TASK BRIEF: Your task is to gather the lines below that hold the string "Ministro".

Saved entries:

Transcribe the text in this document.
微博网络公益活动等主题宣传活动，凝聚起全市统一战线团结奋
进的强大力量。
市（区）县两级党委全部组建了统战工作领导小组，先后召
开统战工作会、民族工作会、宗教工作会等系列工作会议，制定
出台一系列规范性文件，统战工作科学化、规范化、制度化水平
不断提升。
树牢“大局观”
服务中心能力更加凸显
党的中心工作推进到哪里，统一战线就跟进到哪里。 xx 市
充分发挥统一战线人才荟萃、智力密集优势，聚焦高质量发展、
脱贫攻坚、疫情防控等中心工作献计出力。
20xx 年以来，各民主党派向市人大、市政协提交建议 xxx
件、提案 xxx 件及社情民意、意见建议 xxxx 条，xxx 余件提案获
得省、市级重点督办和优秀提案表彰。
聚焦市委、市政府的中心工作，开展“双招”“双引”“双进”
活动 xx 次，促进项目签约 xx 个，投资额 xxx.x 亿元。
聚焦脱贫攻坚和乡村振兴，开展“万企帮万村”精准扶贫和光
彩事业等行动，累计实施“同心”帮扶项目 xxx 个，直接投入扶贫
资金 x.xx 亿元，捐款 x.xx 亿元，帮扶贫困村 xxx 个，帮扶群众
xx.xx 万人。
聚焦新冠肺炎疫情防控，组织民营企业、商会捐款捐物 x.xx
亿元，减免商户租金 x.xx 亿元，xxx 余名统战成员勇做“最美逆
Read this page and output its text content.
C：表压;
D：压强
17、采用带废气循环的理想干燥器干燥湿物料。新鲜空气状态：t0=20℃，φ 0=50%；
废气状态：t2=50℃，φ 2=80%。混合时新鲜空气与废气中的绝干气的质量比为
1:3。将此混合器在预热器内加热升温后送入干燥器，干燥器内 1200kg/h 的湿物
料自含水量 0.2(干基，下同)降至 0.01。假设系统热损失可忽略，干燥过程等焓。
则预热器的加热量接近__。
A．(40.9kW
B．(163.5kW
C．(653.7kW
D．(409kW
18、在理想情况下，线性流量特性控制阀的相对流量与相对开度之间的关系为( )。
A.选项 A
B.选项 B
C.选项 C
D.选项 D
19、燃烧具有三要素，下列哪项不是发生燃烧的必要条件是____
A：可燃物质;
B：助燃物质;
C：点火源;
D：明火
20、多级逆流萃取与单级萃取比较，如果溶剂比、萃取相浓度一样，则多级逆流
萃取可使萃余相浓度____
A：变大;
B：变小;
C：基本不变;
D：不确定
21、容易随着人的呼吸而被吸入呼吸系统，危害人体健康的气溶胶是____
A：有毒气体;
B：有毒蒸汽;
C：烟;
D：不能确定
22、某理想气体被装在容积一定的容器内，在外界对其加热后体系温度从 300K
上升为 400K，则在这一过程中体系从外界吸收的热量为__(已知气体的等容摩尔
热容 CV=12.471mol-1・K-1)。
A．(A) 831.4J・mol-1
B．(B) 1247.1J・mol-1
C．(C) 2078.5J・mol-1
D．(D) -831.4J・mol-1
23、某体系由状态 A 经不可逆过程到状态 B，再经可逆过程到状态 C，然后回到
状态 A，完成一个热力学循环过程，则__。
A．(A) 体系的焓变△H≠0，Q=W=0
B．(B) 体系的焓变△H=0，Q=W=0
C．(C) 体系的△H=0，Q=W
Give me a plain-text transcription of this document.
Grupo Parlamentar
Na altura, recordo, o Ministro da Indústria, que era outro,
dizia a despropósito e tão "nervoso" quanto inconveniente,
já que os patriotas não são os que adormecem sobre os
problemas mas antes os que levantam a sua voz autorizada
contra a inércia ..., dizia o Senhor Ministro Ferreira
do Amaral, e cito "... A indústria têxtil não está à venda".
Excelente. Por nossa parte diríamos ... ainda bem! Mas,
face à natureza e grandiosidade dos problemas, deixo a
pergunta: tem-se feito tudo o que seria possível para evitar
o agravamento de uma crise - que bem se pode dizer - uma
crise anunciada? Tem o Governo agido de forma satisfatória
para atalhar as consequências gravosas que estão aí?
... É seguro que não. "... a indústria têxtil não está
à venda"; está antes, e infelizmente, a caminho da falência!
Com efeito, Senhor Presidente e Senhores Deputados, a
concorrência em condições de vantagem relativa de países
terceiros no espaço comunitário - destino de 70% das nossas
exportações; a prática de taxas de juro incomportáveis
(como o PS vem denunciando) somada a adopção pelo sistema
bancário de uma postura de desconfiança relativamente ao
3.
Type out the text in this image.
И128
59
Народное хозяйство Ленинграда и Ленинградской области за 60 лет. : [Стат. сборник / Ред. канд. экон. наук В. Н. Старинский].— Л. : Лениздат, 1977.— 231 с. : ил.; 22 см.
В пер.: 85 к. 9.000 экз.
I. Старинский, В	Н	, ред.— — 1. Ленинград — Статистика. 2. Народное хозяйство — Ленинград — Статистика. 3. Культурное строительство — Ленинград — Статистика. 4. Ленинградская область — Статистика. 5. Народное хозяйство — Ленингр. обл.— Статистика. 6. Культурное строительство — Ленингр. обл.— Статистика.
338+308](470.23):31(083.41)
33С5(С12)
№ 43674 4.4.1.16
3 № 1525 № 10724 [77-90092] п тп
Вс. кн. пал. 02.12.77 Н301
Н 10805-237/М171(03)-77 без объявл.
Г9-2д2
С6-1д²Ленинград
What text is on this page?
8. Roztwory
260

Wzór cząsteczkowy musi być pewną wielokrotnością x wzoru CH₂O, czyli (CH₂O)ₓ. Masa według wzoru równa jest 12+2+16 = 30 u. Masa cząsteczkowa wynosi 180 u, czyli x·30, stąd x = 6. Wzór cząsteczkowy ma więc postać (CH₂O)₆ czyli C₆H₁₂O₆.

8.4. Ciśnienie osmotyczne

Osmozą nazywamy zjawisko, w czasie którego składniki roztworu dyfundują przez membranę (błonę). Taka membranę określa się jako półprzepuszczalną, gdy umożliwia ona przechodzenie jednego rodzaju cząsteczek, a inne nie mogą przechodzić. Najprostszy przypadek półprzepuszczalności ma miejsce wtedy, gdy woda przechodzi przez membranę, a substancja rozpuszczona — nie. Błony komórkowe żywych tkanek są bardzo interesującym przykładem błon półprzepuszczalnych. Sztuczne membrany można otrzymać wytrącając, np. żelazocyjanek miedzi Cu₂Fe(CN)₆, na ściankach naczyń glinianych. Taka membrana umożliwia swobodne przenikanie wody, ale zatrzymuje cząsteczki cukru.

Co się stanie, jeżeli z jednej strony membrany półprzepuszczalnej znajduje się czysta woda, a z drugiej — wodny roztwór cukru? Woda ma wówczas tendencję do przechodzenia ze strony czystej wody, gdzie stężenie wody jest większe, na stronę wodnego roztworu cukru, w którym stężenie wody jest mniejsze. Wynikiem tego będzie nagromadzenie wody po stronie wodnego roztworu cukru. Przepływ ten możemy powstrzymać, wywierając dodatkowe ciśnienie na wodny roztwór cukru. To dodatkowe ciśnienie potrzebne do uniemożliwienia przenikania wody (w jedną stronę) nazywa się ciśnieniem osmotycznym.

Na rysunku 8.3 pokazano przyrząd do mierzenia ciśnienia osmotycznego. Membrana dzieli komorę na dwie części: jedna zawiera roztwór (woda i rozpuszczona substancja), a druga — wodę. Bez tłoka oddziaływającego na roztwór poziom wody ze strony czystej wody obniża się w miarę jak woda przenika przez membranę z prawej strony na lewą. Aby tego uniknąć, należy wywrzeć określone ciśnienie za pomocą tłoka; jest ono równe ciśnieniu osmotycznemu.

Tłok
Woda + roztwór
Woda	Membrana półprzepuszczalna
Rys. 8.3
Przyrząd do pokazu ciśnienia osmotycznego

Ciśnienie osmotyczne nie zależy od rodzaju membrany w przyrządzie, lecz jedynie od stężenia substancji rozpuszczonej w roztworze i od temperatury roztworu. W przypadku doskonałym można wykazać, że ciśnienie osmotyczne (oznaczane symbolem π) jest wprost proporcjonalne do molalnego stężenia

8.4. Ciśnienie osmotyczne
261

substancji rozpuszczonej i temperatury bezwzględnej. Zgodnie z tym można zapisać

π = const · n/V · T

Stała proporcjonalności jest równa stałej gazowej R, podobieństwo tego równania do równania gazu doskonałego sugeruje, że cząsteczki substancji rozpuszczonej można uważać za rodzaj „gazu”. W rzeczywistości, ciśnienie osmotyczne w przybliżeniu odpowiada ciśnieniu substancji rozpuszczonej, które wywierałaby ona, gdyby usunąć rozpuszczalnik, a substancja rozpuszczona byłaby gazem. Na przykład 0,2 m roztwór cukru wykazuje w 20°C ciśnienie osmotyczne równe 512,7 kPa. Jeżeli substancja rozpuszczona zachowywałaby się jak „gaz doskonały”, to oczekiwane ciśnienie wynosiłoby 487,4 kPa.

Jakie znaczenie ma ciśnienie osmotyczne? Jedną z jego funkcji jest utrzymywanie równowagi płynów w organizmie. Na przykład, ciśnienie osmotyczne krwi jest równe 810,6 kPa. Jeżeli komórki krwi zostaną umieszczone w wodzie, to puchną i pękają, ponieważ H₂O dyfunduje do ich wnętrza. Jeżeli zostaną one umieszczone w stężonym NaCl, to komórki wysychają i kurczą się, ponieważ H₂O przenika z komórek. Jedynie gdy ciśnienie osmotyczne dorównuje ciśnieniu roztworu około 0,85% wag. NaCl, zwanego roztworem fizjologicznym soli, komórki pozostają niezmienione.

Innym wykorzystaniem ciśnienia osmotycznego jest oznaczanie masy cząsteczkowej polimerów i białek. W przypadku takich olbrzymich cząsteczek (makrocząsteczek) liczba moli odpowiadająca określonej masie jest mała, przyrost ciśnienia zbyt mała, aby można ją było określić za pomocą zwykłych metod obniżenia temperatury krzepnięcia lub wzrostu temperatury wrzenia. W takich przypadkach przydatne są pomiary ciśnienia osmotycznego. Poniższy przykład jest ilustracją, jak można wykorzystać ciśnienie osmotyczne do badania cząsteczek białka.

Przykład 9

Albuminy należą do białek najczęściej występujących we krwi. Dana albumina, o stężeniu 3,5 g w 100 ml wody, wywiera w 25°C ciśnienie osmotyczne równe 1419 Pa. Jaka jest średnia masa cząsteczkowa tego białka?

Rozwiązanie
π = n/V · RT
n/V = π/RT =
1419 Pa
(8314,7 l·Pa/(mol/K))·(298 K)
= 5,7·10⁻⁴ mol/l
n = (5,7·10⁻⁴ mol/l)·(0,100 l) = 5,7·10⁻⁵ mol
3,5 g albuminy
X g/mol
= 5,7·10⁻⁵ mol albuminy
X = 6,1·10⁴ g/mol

TASK OUTPUT:
Na altura, recordo, o Ministro da Indústria, que era outro,
contra a inércia ..., dizia o Senhor Ministro Ferreira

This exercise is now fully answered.